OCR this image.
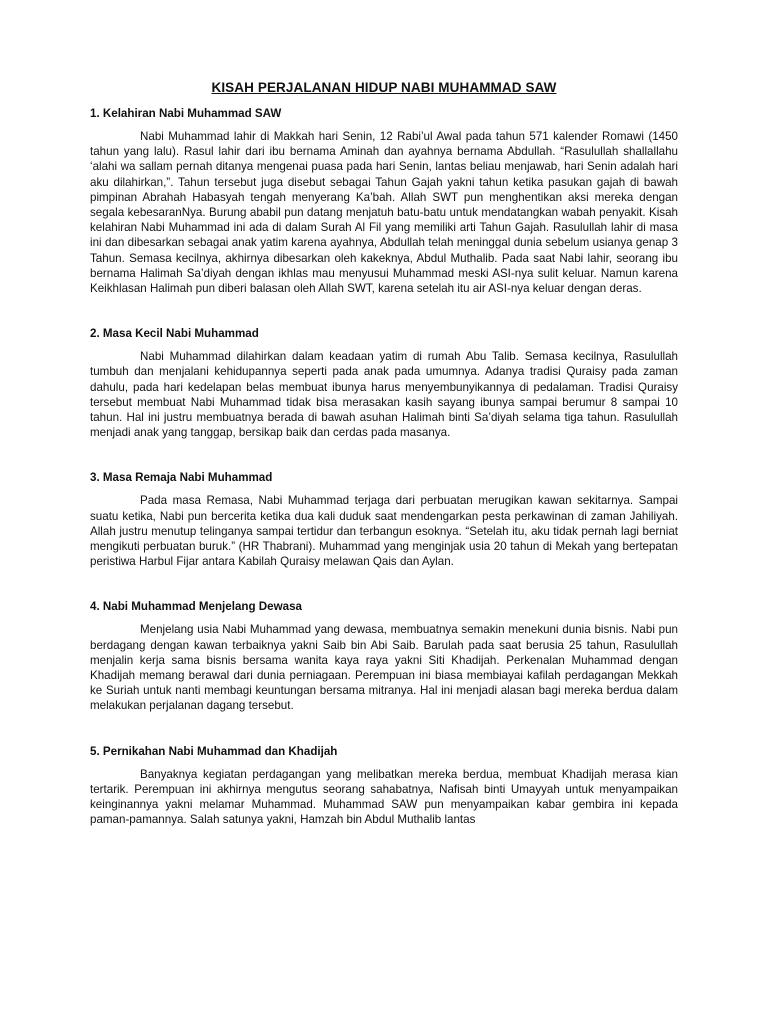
KISAH PERJALANAN HIDUP NABI MUHAMMAD SAW
1. Kelahiran Nabi Muhammad SAW

Nabi Muhammad lahir di Makkah hari Senin, 12 Rabi’ul Awal pada tahun 571 kalender Romawi (1450 tahun yang lalu). Rasul lahir dari ibu bernama Aminah dan ayahnya bernama Abdullah. “Rasulullah shallallahu ‘alahi wa sallam pernah ditanya mengenai puasa pada hari Senin, lantas beliau menjawab, hari Senin adalah hari aku dilahirkan,”. Tahun tersebut juga disebut sebagai Tahun Gajah yakni tahun ketika pasukan gajah di bawah pimpinan Abrahah Habasyah tengah menyerang Ka’bah. Allah SWT pun menghentikan aksi mereka dengan segala kebesaranNya. Burung ababil pun datang menjatuh batu-batu untuk mendatangkan wabah penyakit. Kisah kelahiran Nabi Muhammad ini ada di dalam Surah Al Fil yang memiliki arti Tahun Gajah. Rasulullah lahir di masa ini dan dibesarkan sebagai anak yatim karena ayahnya, Abdullah telah meninggal dunia sebelum usianya genap 3 Tahun. Semasa kecilnya, akhirnya dibesarkan oleh kakeknya, Abdul Muthalib. Pada saat Nabi lahir, seorang ibu bernama Halimah Sa’diyah dengan ikhlas mau menyusui Muhammad meski ASI-nya sulit keluar. Namun karena Keikhlasan Halimah pun diberi balasan oleh Allah SWT, karena setelah itu air ASI-nya keluar dengan deras.

2. Masa Kecil Nabi Muhammad

Nabi Muhammad dilahirkan dalam keadaan yatim di rumah Abu Talib. Semasa kecilnya, Rasulullah tumbuh dan menjalani kehidupannya seperti pada anak pada umumnya. Adanya tradisi Quraisy pada zaman dahulu, pada hari kedelapan belas membuat ibunya harus menyembunyikannya di pedalaman. Tradisi Quraisy tersebut membuat Nabi Muhammad tidak bisa merasakan kasih sayang ibunya sampai berumur 8 sampai 10 tahun. Hal ini justru membuatnya berada di bawah asuhan Halimah binti Sa’diyah selama tiga tahun. Rasulullah menjadi anak yang tanggap, bersikap baik dan cerdas pada masanya.

3. Masa Remaja Nabi Muhammad

Pada masa Remasa, Nabi Muhammad terjaga dari perbuatan merugikan kawan sekitarnya. Sampai suatu ketika, Nabi pun bercerita ketika dua kali duduk saat mendengarkan pesta perkawinan di zaman Jahiliyah. Allah justru menutup telinganya sampai tertidur dan terbangun esoknya. “Setelah itu, aku tidak pernah lagi berniat mengikuti perbuatan buruk.” (HR Thabrani). Muhammad yang menginjak usia 20 tahun di Mekah yang bertepatan peristiwa Harbul Fijar antara Kabilah Quraisy melawan Qais dan Aylan.

4. Nabi Muhammad Menjelang Dewasa

Menjelang usia Nabi Muhammad yang dewasa, membuatnya semakin menekuni dunia bisnis. Nabi pun berdagang dengan kawan terbaiknya yakni Saib bin Abi Saib. Barulah pada saat berusia 25 tahun, Rasulullah menjalin kerja sama bisnis bersama wanita kaya raya yakni Siti Khadijah. Perkenalan Muhammad dengan Khadijah memang berawal dari dunia perniagaan. Perempuan ini biasa membiayai kafilah perdagangan Mekkah ke Suriah untuk nanti membagi keuntungan bersama mitranya. Hal ini menjadi alasan bagi mereka berdua dalam melakukan perjalanan dagang tersebut.

5. Pernikahan Nabi Muhammad dan Khadijah

Banyaknya kegiatan perdagangan yang melibatkan mereka berdua, membuat Khadijah merasa kian tertarik. Perempuan ini akhirnya mengutus seorang sahabatnya, Nafisah binti Umayyah untuk menyampaikan keinginannya yakni melamar Muhammad. Muhammad SAW pun menyampaikan kabar gembira ini kepada paman-pamannya. Salah satunya yakni, Hamzah bin Abdul Muthalib lantas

_____

WHAT THE EXERCISE ASKS:
Would you set down the listing exactly, omitting pictures?

ANSWER TO THE PROBLEM:
OCR this image.
KISAH PERJALANAN HIDUP NABI MUHAMMAD SAW
1. Kelahiran Nabi Muhammad SAW

Nabi Muhammad lahir di Makkah hari Senin, 12 Rabi’ul Awal pada tahun 571 kalender Romawi (1450 tahun yang lalu). Rasul lahir dari ibu bernama Aminah dan ayahnya bernama Abdullah. “Rasulullah shallallahu ‘alahi wa sallam pernah ditanya mengenai puasa pada hari Senin, lantas beliau menjawab, hari Senin adalah hari aku dilahirkan,”. Tahun tersebut juga disebut sebagai Tahun Gajah yakni tahun ketika pasukan gajah di bawah pimpinan Abrahah Habasyah tengah menyerang Ka’bah. Allah SWT pun menghentikan aksi mereka dengan segala kebesaranNya. Burung ababil pun datang menjatuh batu-batu untuk mendatangkan wabah penyakit. Kisah kelahiran Nabi Muhammad ini ada di dalam Surah Al Fil yang memiliki arti Tahun Gajah. Rasulullah lahir di masa ini dan dibesarkan sebagai anak yatim karena ayahnya, Abdullah telah meninggal dunia sebelum usianya genap 3 Tahun. Semasa kecilnya, akhirnya dibesarkan oleh kakeknya, Abdul Muthalib. Pada saat Nabi lahir, seorang ibu bernama Halimah Sa’diyah dengan ikhlas mau menyusui Muhammad meski ASI-nya sulit keluar. Namun karena Keikhlasan Halimah pun diberi balasan oleh Allah SWT, karena setelah itu air ASI-nya keluar dengan deras.

2. Masa Kecil Nabi Muhammad

Nabi Muhammad dilahirkan dalam keadaan yatim di rumah Abu Talib. Semasa kecilnya, Rasulullah tumbuh dan menjalani kehidupannya seperti pada anak pada umumnya. Adanya tradisi Quraisy pada zaman dahulu, pada hari kedelapan belas membuat ibunya harus menyembunyikannya di pedalaman. Tradisi Quraisy tersebut membuat Nabi Muhammad tidak bisa merasakan kasih sayang ibunya sampai berumur 8 sampai 10 tahun. Hal ini justru membuatnya berada di bawah asuhan Halimah binti Sa’diyah selama tiga tahun. Rasulullah menjadi anak yang tanggap, bersikap baik dan cerdas pada masanya.

3. Masa Remaja Nabi Muhammad

Pada masa Remasa, Nabi Muhammad terjaga dari perbuatan merugikan kawan sekitarnya. Sampai suatu ketika, Nabi pun bercerita ketika dua kali duduk saat mendengarkan pesta perkawinan di zaman Jahiliyah. Allah justru menutup telinganya sampai tertidur dan terbangun esoknya. “Setelah itu, aku tidak pernah lagi berniat mengikuti perbuatan buruk.” (HR Thabrani). Muhammad yang menginjak usia 20 tahun di Mekah yang bertepatan peristiwa Harbul Fijar antara Kabilah Quraisy melawan Qais dan Aylan.

4. Nabi Muhammad Menjelang Dewasa

Menjelang usia Nabi Muhammad yang dewasa, membuatnya semakin menekuni dunia bisnis. Nabi pun berdagang dengan kawan terbaiknya yakni Saib bin Abi Saib. Barulah pada saat berusia 25 tahun, Rasulullah menjalin kerja sama bisnis bersama wanita kaya raya yakni Siti Khadijah. Perkenalan Muhammad dengan Khadijah memang berawal dari dunia perniagaan. Perempuan ini biasa membiayai kafilah perdagangan Mekkah ke Suriah untuk nanti membagi keuntungan bersama mitranya. Hal ini menjadi alasan bagi mereka berdua dalam melakukan perjalanan dagang tersebut.

5. Pernikahan Nabi Muhammad dan Khadijah

Banyaknya kegiatan perdagangan yang melibatkan mereka berdua, membuat Khadijah merasa kian tertarik. Perempuan ini akhirnya mengutus seorang sahabatnya, Nafisah binti Umayyah untuk menyampaikan keinginannya yakni melamar Muhammad. Muhammad SAW pun menyampaikan kabar gembira ini kepada paman-pamannya. Salah satunya yakni, Hamzah bin Abdul Muthalib lantas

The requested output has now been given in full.